▶ [PROBLEM TO WORK ON] Give the listing again in full, exactly as written.
---------------
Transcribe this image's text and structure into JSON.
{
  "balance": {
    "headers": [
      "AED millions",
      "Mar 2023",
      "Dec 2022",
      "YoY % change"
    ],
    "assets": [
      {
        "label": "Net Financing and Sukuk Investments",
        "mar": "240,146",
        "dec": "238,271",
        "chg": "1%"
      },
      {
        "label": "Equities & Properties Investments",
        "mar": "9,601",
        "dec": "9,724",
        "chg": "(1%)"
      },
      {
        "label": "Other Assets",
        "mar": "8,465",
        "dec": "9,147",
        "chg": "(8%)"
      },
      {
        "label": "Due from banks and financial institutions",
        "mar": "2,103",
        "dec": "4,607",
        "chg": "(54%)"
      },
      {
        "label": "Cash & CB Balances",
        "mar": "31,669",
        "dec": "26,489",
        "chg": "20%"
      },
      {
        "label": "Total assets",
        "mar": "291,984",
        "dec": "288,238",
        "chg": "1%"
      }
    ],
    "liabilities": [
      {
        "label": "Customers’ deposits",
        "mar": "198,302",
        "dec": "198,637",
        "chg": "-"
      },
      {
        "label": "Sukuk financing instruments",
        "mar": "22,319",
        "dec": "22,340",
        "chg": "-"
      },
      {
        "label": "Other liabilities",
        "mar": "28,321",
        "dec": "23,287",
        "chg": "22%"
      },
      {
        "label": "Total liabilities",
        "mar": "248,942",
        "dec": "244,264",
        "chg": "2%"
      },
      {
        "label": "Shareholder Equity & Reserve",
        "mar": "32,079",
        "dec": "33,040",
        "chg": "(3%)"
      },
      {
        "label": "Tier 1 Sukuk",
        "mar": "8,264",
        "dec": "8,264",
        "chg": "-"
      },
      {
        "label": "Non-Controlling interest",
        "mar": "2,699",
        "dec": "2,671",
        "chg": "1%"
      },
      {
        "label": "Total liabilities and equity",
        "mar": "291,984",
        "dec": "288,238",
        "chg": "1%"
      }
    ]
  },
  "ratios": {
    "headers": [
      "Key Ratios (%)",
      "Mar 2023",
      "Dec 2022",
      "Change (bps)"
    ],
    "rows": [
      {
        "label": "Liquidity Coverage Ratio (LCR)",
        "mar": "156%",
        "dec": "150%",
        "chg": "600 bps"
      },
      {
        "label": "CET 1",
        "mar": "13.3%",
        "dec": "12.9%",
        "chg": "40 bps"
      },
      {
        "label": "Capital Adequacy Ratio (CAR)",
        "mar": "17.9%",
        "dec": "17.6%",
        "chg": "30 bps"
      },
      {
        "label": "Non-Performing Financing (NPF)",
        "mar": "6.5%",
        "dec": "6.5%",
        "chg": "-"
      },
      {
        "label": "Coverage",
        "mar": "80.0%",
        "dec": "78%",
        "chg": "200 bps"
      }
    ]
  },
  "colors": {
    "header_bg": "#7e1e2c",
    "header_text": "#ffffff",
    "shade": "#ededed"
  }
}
---------------
▶ [EXERCISE RESPONSE]
Transcribe this image's text and structure into JSON.
{
  "balance": {
    "headers": [
      "AED millions",
      "Mar 2023",
      "Dec 2022",
      "YoY % change"
    ],
    "assets": [
      {
        "label": "Net Financing and Sukuk Investments",
        "mar": "240,146",
        "dec": "238,271",
        "chg": "1%"
      },
      {
        "label": "Equities & Properties Investments",
        "mar": "9,601",
        "dec": "9,724",
        "chg": "(1%)"
      },
      {
        "label": "Other Assets",
        "mar": "8,465",
        "dec": "9,147",
        "chg": "(8%)"
      },
      {
        "label": "Due from banks and financial institutions",
        "mar": "2,103",
        "dec": "4,607",
        "chg": "(54%)"
      },
      {
        "label": "Cash & CB Balances",
        "mar": "31,669",
        "dec": "26,489",
        "chg": "20%"
      },
      {
        "label": "Total assets",
        "mar": "291,984",
        "dec": "288,238",
        "chg": "1%"
      }
    ],
    "liabilities": [
      {
        "label": "Customers’ deposits",
        "mar": "198,302",
        "dec": "198,637",
        "chg": "-"
      },
      {
        "label": "Sukuk financing instruments",
        "mar": "22,319",
        "dec": "22,340",
        "chg": "-"
      },
      {
        "label": "Other liabilities",
        "mar": "28,321",
        "dec": "23,287",
        "chg": "22%"
      },
      {
        "label": "Total liabilities",
        "mar": "248,942",
        "dec": "244,264",
        "chg": "2%"
      },
      {
        "label": "Shareholder Equity & Reserve",
        "mar": "32,079",
        "dec": "33,040",
        "chg": "(3%)"
      },
      {
        "label": "Tier 1 Sukuk",
        "mar": "8,264",
        "dec": "8,264",
        "chg": "-"
      },
      {
        "label": "Non-Controlling interest",
        "mar": "2,699",
        "dec": "2,671",
        "chg": "1%"
      },
      {
        "label": "Total liabilities and equity",
        "mar": "291,984",
        "dec": "288,238",
        "chg": "1%"
      }
    ]
  },
  "ratios": {
    "headers": [
      "Key Ratios (%)",
      "Mar 2023",
      "Dec 2022",
      "Change (bps)"
    ],
    "rows": [
      {
        "label": "Liquidity Coverage Ratio (LCR)",
        "mar": "156%",
        "dec": "150%",
        "chg": "600 bps"
      },
      {
        "label": "CET 1",
        "mar": "13.3%",
        "dec": "12.9%",
        "chg": "40 bps"
      },
      {
        "label": "Capital Adequacy Ratio (CAR)",
        "mar": "17.9%",
        "dec": "17.6%",
        "chg": "30 bps"
      },
      {
        "label": "Non-Performing Financing (NPF)",
        "mar": "6.5%",
        "dec": "6.5%",
        "chg": "-"
      },
      {
        "label": "Coverage",
        "mar": "80.0%",
        "dec": "78%",
        "chg": "200 bps"
      }
    ]
  },
  "colors": {
    "header_bg": "#7e1e2c",
    "header_text": "#ffffff",
    "shade": "#ededed"
  }
}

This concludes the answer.